• **Exercise**
Copy every line of the material below verbatim, without changing a single character.

• **Annotated element listings**
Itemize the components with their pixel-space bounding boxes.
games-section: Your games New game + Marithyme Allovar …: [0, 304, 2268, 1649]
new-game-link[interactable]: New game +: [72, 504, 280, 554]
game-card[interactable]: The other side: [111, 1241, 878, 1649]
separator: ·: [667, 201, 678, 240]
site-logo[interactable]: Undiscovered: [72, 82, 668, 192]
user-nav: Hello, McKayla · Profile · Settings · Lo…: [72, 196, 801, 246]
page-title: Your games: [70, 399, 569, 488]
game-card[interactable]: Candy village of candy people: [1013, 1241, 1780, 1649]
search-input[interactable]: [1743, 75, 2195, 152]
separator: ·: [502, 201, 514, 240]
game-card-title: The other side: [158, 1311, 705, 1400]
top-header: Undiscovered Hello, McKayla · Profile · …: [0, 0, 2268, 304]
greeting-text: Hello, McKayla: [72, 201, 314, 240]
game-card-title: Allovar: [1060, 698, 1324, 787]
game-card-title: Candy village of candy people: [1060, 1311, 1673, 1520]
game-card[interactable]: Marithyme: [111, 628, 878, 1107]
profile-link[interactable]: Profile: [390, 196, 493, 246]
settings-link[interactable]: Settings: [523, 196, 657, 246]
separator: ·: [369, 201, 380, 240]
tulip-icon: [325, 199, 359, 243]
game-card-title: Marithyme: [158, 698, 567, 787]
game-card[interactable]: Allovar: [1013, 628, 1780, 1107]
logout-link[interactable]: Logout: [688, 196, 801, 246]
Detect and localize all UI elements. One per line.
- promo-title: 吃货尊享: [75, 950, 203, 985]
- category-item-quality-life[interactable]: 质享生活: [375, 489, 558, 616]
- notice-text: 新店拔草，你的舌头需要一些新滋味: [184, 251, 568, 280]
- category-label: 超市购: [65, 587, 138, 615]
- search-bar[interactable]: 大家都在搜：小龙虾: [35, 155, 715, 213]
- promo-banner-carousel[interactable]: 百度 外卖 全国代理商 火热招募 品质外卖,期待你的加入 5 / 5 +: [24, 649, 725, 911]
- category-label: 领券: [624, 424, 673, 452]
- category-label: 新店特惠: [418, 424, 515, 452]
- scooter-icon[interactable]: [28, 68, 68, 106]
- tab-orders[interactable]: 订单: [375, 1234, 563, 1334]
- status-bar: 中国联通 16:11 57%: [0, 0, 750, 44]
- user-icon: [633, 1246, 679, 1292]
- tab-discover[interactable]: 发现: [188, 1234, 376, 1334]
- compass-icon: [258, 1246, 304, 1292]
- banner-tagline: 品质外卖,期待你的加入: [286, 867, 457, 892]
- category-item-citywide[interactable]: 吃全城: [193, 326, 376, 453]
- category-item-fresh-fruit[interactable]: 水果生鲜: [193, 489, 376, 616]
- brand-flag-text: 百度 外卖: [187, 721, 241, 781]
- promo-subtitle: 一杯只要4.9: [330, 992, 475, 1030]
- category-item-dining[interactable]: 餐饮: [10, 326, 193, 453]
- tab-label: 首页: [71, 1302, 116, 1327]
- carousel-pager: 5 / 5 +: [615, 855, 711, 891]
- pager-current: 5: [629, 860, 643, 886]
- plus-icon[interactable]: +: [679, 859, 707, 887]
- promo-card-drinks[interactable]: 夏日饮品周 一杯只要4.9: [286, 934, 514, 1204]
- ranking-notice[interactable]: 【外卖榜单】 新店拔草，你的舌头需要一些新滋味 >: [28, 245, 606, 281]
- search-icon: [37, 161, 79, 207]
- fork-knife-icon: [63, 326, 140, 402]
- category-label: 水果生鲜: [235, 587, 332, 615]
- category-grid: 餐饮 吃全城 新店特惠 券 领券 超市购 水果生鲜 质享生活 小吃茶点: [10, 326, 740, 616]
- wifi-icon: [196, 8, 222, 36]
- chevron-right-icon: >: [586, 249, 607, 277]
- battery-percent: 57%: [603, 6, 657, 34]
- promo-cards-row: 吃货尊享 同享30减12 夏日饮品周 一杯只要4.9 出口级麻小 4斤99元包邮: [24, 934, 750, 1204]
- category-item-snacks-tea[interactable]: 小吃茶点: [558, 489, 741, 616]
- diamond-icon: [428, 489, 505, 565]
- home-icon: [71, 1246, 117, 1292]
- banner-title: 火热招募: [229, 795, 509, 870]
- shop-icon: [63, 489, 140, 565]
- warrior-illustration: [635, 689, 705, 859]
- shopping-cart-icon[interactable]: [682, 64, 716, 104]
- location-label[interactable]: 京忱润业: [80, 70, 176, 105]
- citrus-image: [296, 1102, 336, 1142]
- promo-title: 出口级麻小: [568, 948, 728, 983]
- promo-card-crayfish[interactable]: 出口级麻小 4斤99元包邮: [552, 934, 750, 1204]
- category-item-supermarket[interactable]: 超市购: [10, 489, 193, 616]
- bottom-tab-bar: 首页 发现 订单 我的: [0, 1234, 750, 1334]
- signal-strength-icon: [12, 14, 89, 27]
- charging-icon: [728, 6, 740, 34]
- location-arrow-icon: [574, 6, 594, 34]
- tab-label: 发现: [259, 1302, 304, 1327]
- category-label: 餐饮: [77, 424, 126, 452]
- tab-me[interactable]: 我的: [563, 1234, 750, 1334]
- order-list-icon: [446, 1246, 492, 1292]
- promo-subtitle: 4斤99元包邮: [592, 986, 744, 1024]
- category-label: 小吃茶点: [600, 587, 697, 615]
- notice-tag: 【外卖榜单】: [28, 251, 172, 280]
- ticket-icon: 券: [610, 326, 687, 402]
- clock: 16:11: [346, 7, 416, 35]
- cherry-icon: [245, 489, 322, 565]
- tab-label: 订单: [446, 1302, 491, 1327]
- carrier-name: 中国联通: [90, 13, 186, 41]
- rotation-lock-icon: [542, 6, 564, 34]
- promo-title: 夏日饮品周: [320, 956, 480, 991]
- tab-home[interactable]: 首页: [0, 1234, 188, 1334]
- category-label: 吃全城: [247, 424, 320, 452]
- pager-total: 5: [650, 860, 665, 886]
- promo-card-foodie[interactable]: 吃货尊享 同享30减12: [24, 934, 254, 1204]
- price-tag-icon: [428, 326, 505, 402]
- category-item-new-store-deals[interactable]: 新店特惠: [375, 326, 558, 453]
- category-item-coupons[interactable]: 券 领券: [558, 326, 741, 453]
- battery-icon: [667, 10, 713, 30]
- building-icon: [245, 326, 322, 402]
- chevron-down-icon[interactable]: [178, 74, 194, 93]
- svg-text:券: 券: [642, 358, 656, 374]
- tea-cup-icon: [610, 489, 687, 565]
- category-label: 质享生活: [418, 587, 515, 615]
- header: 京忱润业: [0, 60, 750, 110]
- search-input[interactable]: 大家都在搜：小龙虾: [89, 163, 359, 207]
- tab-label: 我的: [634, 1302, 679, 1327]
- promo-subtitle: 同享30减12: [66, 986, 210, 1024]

• **Result**
Itemize the components with their pixel-space bounding boxes.
games-section: Your games New game + Marithyme Allovar …: [0, 304, 2268, 1649]
new-game-link[interactable]: New game +: [72, 504, 280, 554]
game-card[interactable]: The other side: [111, 1241, 878, 1649]
separator: ·: [667, 201, 678, 240]
site-logo[interactable]: Undiscovered: [72, 82, 668, 192]
user-nav: Hello, McKayla · Profile · Settings · Lo…: [72, 196, 801, 246]
page-title: Your games: [70, 399, 569, 488]
game-card[interactable]: Candy village of candy people: [1013, 1241, 1780, 1649]
search-input[interactable]: [1743, 75, 2195, 152]
separator: ·: [502, 201, 514, 240]
game-card-title: The other side: [158, 1311, 705, 1400]
top-header: Undiscovered Hello, McKayla · Profile · …: [0, 0, 2268, 304]
greeting-text: Hello, McKayla: [72, 201, 314, 240]
game-card-title: Allovar: [1060, 698, 1324, 787]
game-card-title: Candy village of candy people: [1060, 1311, 1673, 1520]
game-card[interactable]: Marithyme: [111, 628, 878, 1107]
profile-link[interactable]: Profile: [390, 196, 493, 246]
settings-link[interactable]: Settings: [523, 196, 657, 246]
separator: ·: [369, 201, 380, 240]
tulip-icon: [325, 199, 359, 243]
game-card-title: Marithyme: [158, 698, 567, 787]
game-card[interactable]: Allovar: [1013, 628, 1780, 1107]
logout-link[interactable]: Logout: [688, 196, 801, 246]
Detect and localize all UI elements. One per line.
- promo-title: 吃货尊享: [75, 950, 203, 985]
- category-item-quality-life[interactable]: 质享生活: [375, 489, 558, 616]
- notice-text: 新店拔草，你的舌头需要一些新滋味: [184, 251, 568, 280]
- category-label: 超市购: [65, 587, 138, 615]
- search-bar[interactable]: 大家都在搜：小龙虾: [35, 155, 715, 213]
- promo-banner-carousel[interactable]: 百度 外卖 全国代理商 火热招募 品质外卖,期待你的加入 5 / 5 +: [24, 649, 725, 911]
- category-label: 领券: [624, 424, 673, 452]
- category-label: 新店特惠: [418, 424, 515, 452]
- scooter-icon[interactable]: [28, 68, 68, 106]
- tab-orders[interactable]: 订单: [375, 1234, 563, 1334]
- status-bar: 中国联通 16:11 57%: [0, 0, 750, 44]
- user-icon: [633, 1246, 679, 1292]
- tab-discover[interactable]: 发现: [188, 1234, 376, 1334]
- compass-icon: [258, 1246, 304, 1292]
- banner-tagline: 品质外卖,期待你的加入: [286, 867, 457, 892]
- category-item-citywide[interactable]: 吃全城: [193, 326, 376, 453]
- category-item-fresh-fruit[interactable]: 水果生鲜: [193, 489, 376, 616]
- brand-flag-text: 百度 外卖: [187, 721, 241, 781]
- promo-subtitle: 一杯只要4.9: [330, 992, 475, 1030]
- category-item-dining[interactable]: 餐饮: [10, 326, 193, 453]
- tab-label: 首页: [71, 1302, 116, 1327]
- carousel-pager: 5 / 5 +: [615, 855, 711, 891]
- pager-current: 5: [629, 860, 643, 886]
- plus-icon[interactable]: +: [679, 859, 707, 887]
- promo-card-drinks[interactable]: 夏日饮品周 一杯只要4.9: [286, 934, 514, 1204]
- ranking-notice[interactable]: 【外卖榜单】 新店拔草，你的舌头需要一些新滋味 >: [28, 245, 606, 281]
- search-icon: [37, 161, 79, 207]
- fork-knife-icon: [63, 326, 140, 402]
- category-label: 水果生鲜: [235, 587, 332, 615]
- category-grid: 餐饮 吃全城 新店特惠 券 领券 超市购 水果生鲜 质享生活 小吃茶点: [10, 326, 740, 616]
- wifi-icon: [196, 8, 222, 36]
- chevron-right-icon: >: [586, 249, 607, 277]
- battery-percent: 57%: [603, 6, 657, 34]
- promo-cards-row: 吃货尊享 同享30减12 夏日饮品周 一杯只要4.9 出口级麻小 4斤99元包邮: [24, 934, 750, 1204]
- category-item-snacks-tea[interactable]: 小吃茶点: [558, 489, 741, 616]
- diamond-icon: [428, 489, 505, 565]
- home-icon: [71, 1246, 117, 1292]
- banner-title: 火热招募: [229, 795, 509, 870]
- shop-icon: [63, 489, 140, 565]
- warrior-illustration: [635, 689, 705, 859]
- shopping-cart-icon[interactable]: [682, 64, 716, 104]
- location-label[interactable]: 京忱润业: [80, 70, 176, 105]
- citrus-image: [296, 1102, 336, 1142]
- promo-title: 出口级麻小: [568, 948, 728, 983]
- promo-card-crayfish[interactable]: 出口级麻小 4斤99元包邮: [552, 934, 750, 1204]
- category-item-supermarket[interactable]: 超市购: [10, 489, 193, 616]
- bottom-tab-bar: 首页 发现 订单 我的: [0, 1234, 750, 1334]
- signal-strength-icon: [12, 14, 89, 27]
- charging-icon: [728, 6, 740, 34]
- location-arrow-icon: [574, 6, 594, 34]
- tab-label: 发现: [259, 1302, 304, 1327]
- category-label: 餐饮: [77, 424, 126, 452]
- tab-me[interactable]: 我的: [563, 1234, 750, 1334]
- order-list-icon: [446, 1246, 492, 1292]
- promo-subtitle: 4斤99元包邮: [592, 986, 744, 1024]
- category-label: 小吃茶点: [600, 587, 697, 615]
- notice-tag: 【外卖榜单】: [28, 251, 172, 280]
- ticket-icon: 券: [610, 326, 687, 402]
- clock: 16:11: [346, 7, 416, 35]
- cherry-icon: [245, 489, 322, 565]
- tab-label: 订单: [446, 1302, 491, 1327]
- carrier-name: 中国联通: [90, 13, 186, 41]
- rotation-lock-icon: [542, 6, 564, 34]
- promo-title: 夏日饮品周: [320, 956, 480, 991]
- tab-home[interactable]: 首页: [0, 1234, 188, 1334]
- category-label: 吃全城: [247, 424, 320, 452]
- pager-total: 5: [650, 860, 665, 886]
- promo-card-foodie[interactable]: 吃货尊享 同享30减12: [24, 934, 254, 1204]
- price-tag-icon: [428, 326, 505, 402]
- category-item-new-store-deals[interactable]: 新店特惠: [375, 326, 558, 453]
- category-item-coupons[interactable]: 券 领券: [558, 326, 741, 453]
- battery-icon: [667, 10, 713, 30]
- building-icon: [245, 326, 322, 402]
- chevron-down-icon[interactable]: [178, 74, 194, 93]
- svg-text:券: 券: [642, 358, 656, 374]
- tea-cup-icon: [610, 489, 687, 565]
- category-label: 质享生活: [418, 587, 515, 615]
- header: 京忱润业: [0, 60, 750, 110]
- search-input[interactable]: 大家都在搜：小龙虾: [89, 163, 359, 207]
- tab-label: 我的: [634, 1302, 679, 1327]
- promo-subtitle: 同享30减12: [66, 986, 210, 1024]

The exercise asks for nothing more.